Purpose of the Study:

  • To design and evaluate polymersomes for improved retention of alpha-emitting daughter nuclides.
  • To investigate the impact of vesicle design, including nanoparticle inclusion and size, on recoil retention.
  • To compare the performance of these novel polymersomes against existing methods.

Main Methods:

  • Utilized Geant4 Monte Carlo simulations to model ideal polymersome designs for recoil retention.
  • Synthesized polymersomes containing InPO4 nanoparticles in the core.
  • Experimentally determined the recoil retention of daughter nuclides francium-221 (221Fr) and bismuth-213 (213Bi) in polymersomes of varying sizes.

Main Results:

  • Simulations identified polymersomes with InPO4 nanoparticles as optimal for recoil retention.

- EXERCISES:
**1)** Translate this sentence from the polymersome study summary into Spanish: "Simulations identified polymersomes with InPO4 nanoparticles as optimal for recoil retention."
**2)** Please carry the polymersome study summary further, picking up after its last bullet point.

[Page segmentation data]
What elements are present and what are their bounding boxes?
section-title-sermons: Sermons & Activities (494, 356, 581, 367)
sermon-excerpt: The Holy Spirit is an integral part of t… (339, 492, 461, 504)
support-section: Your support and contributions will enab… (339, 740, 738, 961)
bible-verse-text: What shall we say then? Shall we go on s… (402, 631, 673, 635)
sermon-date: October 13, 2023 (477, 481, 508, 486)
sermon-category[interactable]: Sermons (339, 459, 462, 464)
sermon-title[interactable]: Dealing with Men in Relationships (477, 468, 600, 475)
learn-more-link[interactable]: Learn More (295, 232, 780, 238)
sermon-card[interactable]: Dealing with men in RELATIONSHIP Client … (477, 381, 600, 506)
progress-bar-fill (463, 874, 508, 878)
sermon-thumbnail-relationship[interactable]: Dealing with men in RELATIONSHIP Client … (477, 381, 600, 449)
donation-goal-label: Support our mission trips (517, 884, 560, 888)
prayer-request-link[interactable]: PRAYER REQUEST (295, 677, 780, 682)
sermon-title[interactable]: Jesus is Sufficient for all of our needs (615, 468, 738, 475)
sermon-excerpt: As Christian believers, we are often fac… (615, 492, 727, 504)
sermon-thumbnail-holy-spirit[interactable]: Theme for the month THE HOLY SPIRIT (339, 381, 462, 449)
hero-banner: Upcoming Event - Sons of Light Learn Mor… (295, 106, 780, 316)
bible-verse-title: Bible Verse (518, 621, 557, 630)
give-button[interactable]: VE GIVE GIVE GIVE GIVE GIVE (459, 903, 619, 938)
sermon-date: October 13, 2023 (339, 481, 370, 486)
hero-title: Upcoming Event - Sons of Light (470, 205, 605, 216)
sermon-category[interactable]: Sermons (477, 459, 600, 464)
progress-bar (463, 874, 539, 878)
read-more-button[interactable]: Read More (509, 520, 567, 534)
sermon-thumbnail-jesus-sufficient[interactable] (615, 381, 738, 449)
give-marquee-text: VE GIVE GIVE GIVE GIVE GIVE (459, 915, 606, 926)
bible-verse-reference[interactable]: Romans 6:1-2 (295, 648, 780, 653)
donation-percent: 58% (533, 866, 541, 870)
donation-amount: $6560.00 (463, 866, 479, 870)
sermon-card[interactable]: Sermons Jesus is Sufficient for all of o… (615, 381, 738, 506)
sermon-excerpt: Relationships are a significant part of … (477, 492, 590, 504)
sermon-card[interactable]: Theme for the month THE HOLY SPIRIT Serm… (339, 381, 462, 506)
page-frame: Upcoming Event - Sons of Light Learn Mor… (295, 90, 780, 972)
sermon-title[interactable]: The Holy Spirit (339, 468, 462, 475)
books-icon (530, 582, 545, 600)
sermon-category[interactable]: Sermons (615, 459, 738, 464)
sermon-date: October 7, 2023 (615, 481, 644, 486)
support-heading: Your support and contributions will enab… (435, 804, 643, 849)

- TASK-BY-TASK OUTPUTS:
**1)** Las simulaciones identificaron los polimerosomas con nanopartículas de InPO4 como óptimos para la retención del retroceso.

**2)**
  • Synthesized 100nm polymersomes significantly improved recoil retention of 221Fr (57 ± 5%) and 213Bi (40 ± 2%) compared to previous methods.
  • Expanded simulations considered vesicle polydispersity and nanoparticle position to further understand retention parameters.

Conclusions:

  • Polymersomes encapsulating InPO4 nanoparticles demonstrate superior retention of recoiling daughter nuclides.
  • This enhanced retention minimizes off-target toxicity, improving the safety profile of 225Ac-based therapies.
  • The developed polymersome system is highly suitable for future in vivo validation in targeted cancer treatment.